(Source data)

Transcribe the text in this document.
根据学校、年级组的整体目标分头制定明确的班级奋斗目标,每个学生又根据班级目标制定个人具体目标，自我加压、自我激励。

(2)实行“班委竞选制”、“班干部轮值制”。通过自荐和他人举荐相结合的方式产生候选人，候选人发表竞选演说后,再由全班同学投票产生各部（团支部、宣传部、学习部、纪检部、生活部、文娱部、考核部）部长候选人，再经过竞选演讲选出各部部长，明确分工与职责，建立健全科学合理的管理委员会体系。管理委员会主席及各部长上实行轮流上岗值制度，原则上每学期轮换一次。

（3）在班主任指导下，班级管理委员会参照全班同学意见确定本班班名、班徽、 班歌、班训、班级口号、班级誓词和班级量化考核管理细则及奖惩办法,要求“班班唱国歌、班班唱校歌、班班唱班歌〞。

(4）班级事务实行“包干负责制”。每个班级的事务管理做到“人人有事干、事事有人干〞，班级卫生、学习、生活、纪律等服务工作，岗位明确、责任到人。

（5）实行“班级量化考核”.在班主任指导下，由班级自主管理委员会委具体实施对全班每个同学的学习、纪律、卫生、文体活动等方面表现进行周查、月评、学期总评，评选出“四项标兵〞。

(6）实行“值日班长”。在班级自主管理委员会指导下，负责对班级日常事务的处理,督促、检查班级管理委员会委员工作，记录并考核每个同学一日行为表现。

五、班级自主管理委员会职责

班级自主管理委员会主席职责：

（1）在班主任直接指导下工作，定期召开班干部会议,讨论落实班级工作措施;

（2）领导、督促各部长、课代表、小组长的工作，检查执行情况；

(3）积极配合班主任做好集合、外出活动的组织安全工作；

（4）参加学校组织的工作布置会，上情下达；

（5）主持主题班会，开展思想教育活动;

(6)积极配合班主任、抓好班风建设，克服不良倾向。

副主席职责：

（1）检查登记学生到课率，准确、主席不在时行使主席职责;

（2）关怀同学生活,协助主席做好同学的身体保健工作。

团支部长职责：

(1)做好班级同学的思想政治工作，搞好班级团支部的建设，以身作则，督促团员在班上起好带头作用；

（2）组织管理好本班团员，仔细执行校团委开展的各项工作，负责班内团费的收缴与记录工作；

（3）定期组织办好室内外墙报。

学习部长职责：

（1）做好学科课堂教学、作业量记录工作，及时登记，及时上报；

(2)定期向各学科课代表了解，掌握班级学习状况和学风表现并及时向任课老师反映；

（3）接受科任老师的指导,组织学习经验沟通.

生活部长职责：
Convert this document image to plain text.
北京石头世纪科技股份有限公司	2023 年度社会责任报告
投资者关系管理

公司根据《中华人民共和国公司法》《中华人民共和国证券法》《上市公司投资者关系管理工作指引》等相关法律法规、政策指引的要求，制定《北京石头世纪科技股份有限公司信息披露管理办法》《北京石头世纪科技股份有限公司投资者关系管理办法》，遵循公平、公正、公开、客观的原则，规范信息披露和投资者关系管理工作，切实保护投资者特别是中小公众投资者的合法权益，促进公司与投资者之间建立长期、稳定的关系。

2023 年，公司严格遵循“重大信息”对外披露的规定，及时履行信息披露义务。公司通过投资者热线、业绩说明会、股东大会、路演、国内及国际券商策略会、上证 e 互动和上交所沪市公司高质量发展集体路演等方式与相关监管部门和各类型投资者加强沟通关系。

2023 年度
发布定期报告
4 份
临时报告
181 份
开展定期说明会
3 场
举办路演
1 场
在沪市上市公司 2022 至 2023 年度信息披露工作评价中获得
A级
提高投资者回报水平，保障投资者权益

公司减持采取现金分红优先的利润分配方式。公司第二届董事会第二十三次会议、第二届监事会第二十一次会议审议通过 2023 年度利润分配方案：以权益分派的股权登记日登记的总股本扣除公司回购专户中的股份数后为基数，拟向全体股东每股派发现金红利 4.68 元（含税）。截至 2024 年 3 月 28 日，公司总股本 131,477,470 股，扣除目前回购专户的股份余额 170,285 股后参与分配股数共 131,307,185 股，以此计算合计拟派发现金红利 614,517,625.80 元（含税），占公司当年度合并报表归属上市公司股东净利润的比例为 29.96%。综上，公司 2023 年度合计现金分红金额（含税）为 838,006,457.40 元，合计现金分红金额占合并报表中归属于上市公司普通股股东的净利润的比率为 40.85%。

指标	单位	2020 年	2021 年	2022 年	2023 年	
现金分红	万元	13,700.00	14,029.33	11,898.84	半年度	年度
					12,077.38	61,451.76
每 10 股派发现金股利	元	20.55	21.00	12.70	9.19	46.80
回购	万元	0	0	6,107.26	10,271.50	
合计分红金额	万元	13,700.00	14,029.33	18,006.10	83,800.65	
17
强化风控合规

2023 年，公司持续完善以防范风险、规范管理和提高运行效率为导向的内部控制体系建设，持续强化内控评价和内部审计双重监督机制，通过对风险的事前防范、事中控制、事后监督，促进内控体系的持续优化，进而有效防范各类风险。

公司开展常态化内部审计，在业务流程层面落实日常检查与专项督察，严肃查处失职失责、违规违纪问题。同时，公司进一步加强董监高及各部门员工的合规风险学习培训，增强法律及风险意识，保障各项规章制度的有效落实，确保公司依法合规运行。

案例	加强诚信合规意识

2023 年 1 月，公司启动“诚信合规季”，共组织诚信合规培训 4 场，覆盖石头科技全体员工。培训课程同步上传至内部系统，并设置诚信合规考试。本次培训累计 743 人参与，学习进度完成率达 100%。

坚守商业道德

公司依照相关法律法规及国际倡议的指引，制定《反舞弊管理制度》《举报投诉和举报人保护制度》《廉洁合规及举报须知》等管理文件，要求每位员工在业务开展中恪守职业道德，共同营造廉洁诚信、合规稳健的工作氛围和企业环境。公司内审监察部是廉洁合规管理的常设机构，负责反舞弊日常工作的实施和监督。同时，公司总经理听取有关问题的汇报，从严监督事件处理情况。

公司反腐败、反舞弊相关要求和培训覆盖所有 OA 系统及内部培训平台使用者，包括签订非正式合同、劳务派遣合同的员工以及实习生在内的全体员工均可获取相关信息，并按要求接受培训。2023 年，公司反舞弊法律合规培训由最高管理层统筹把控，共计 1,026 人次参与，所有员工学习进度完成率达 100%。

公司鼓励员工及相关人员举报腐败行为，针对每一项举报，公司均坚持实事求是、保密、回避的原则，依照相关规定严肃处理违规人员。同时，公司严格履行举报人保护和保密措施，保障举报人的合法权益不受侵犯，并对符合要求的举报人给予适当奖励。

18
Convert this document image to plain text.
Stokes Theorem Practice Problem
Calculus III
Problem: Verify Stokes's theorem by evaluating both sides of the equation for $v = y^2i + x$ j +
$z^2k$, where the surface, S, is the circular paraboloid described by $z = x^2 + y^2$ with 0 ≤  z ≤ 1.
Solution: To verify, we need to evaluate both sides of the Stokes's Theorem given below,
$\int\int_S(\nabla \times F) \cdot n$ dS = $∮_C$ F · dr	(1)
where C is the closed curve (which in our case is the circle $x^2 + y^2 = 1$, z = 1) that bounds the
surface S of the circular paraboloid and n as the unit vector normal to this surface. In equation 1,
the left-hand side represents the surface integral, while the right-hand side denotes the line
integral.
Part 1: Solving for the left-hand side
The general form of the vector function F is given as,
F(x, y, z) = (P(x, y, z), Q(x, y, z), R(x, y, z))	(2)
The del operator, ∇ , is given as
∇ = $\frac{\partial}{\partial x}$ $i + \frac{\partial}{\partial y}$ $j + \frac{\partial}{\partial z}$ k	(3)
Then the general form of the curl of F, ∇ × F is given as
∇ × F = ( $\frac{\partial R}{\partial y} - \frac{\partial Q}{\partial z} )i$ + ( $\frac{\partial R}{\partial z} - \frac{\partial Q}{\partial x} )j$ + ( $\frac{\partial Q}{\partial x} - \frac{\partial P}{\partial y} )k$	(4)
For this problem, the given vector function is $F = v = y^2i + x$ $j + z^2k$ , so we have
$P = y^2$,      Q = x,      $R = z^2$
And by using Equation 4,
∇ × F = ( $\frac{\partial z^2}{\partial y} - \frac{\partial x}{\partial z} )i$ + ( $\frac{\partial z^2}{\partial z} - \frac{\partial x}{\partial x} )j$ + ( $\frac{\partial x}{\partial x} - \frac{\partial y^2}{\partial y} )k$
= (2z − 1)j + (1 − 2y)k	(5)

Goal – How many lines in the records hold the string "paraboloid"? Reply with the number alone.

Complete answer – 2